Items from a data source
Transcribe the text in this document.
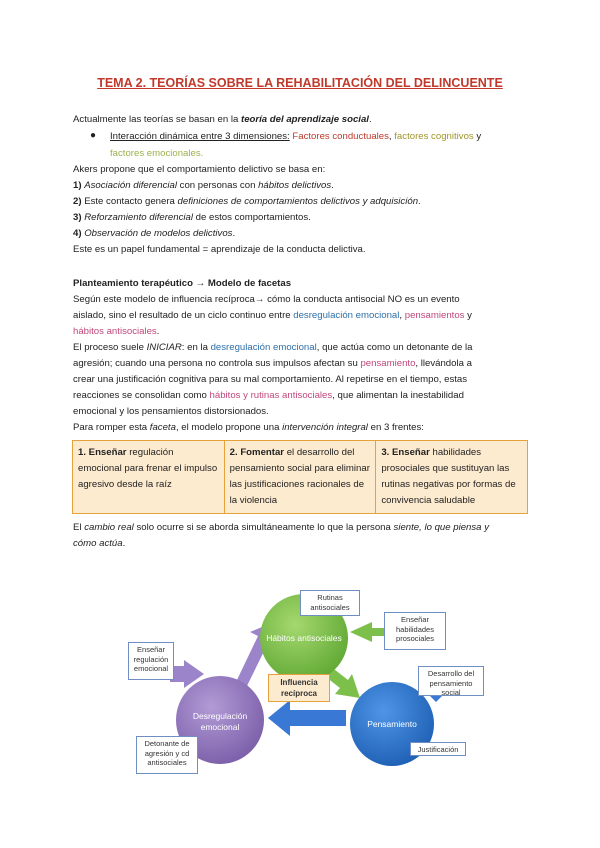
TEMA 2. TEORÍAS SOBRE LA REHABILITACIÓN DEL DELINCUENTE
Actualmente las teorías se basan en la teoría del aprendizaje social.
● Interacción dinámica entre 3 dimensiones: Factores conductuales, factores cognitivos y
factores emocionales.
Akers propone que el comportamiento delictivo se basa en:
1) Asociación diferencial con personas con hábitos delictivos.
2) Este contacto genera definiciones de comportamientos delictivos y adquisición.
3) Reforzamiento diferencial de estos comportamientos.
4) Observación de modelos delictivos.
Este es un papel fundamental = aprendizaje de la conducta delictiva.
Planteamiento terapéutico → Modelo de facetas
Según este modelo de influencia recíproca→ cómo la conducta antisocial NO es un evento
aislado, sino el resultado de un ciclo continuo entre desregulación emocional, pensamientos y
hábitos antisociales.
El proceso suele INICIAR: en la desregulación emocional, que actúa como un detonante de la
agresión; cuando una persona no controla sus impulsos afectan su pensamiento, llevándola a
crear una justificación cognitiva para su mal comportamiento. Al repetirse en el tiempo, estas
reacciones se consolidan como hábitos y rutinas antisociales, que alimentan la inestabilidad
emocional y los pensamientos distorsionados.
Para romper esta faceta, el modelo propone una intervención integral en 3 frentes:
1. Enseñar regulación emocional para frenar el impulso agresivo desde la raíz	2. Fomentar el desarrollo del pensamiento social para eliminar las justificaciones racionales de la violencia	3. Enseñar habilidades prosociales que sustituyan las rutinas negativas por formas de convivencia saludable
El cambio real solo ocurre si se aborda simultáneamente lo que la persona siente, lo que piensa y
cómo actúa.
Hábitos antisociales
Desregulación emocional	Pensamiento
Influencia recíproca
Rutinas antisociales
Enseñar habilidades prosociales
Enseñar regulación emocional
Desarrollo del pensamiento social
Detonante de agresión y cd antisociales
Justificación
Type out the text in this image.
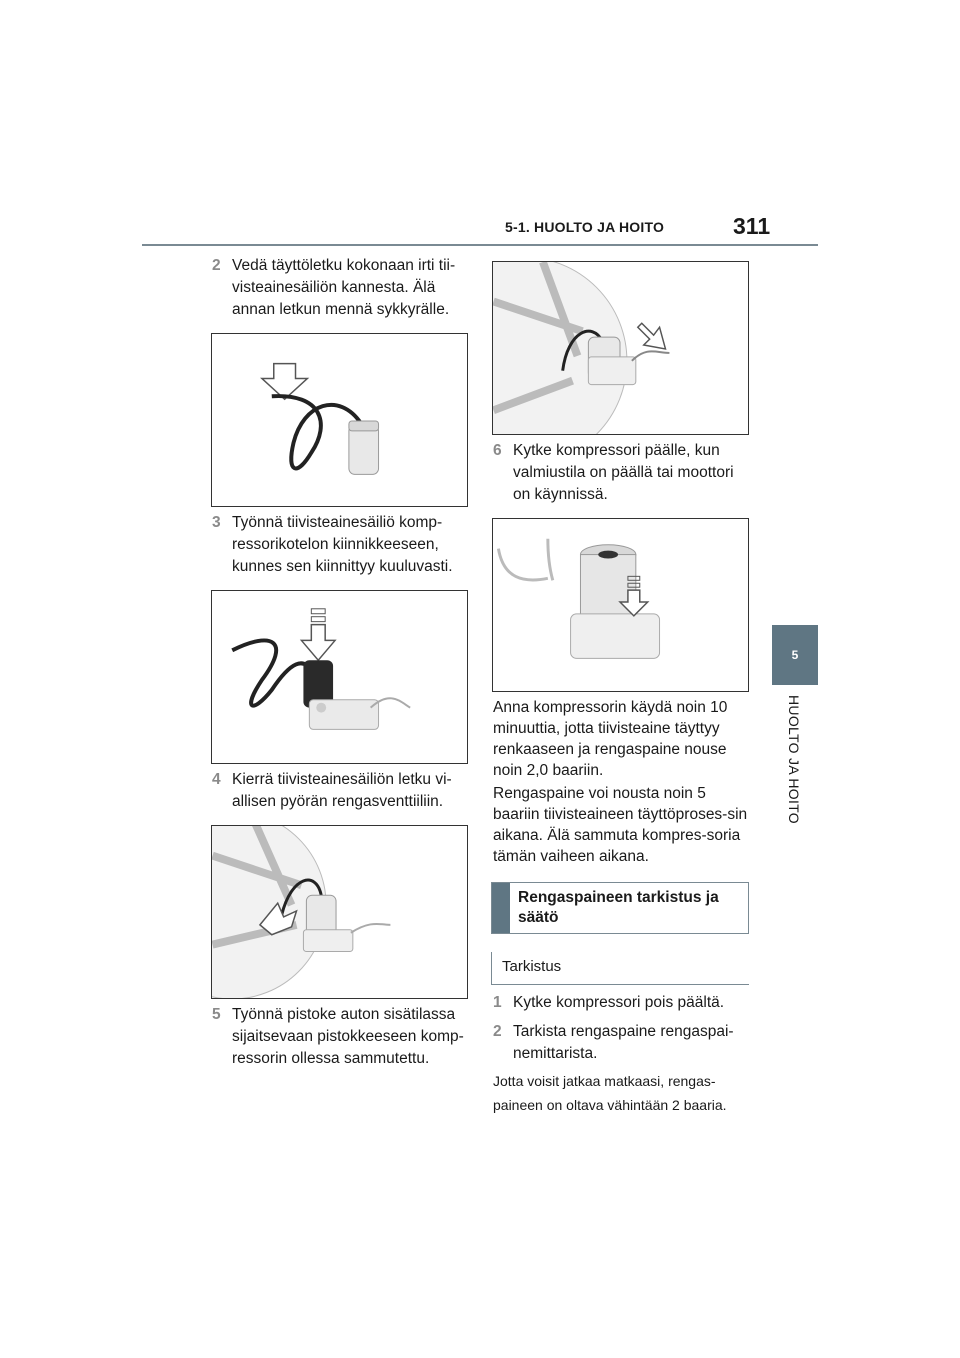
5-1. HUOLTO JA HOITO	311
5
HUOLTO JA HOITO
2 Vedä täyttöletku kokonaan irti tii-visteainesäiliön kannesta. Älä annan letkun mennä sykkyrälle.
3 Työnnä tiivisteainesäiliö komp-ressorikotelon kiinnikkeeseen, kunnes sen kiinnittyy kuuluvasti.
4 Kierrä tiivisteainesäiliön letku vi-allisen pyörän rengasventtiiliin.
5 Työnnä pistoke auton sisätilassa sijaitsevaan pistokkeeseen komp-ressorin ollessa sammutettu.
6 Kytke kompressori päälle, kun valmiustila on päällä tai moottori on käynnissä.
Anna kompressorin käydä noin 10 minuuttia, jotta tiivisteaine täyttyy renkaaseen ja rengaspaine nouse noin 2,0 baariin.
Rengaspaine voi nousta noin 5 baariin tiivisteaineen täyttöproses-sin aikana. Älä sammuta kompres-soria tämän vaiheen aikana.
Rengaspaineen tarkistus ja säätö
Tarkistus
1 Kytke kompressori pois päältä.
2 Tarkista rengaspaine rengaspai-nemittarista.
Jotta voisit jatkaa matkaasi, rengas-paineen on oltava vähintään 2 baaria.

* **Brief**
Pull every line containing "Enseñar" from the data.

* **Result of the task**
1. Enseñar regulación emocional para frenar el impulso agresivo desde la raíz	2. Fomentar el desarrollo del pensamiento social para eliminar las justificaciones racionales de la violencia	3. Enseñar habilidades prosociales que sustituyan las rutinas negativas por formas de convivencia saludable
Enseñar habilidades prosociales
Enseñar regulación emocional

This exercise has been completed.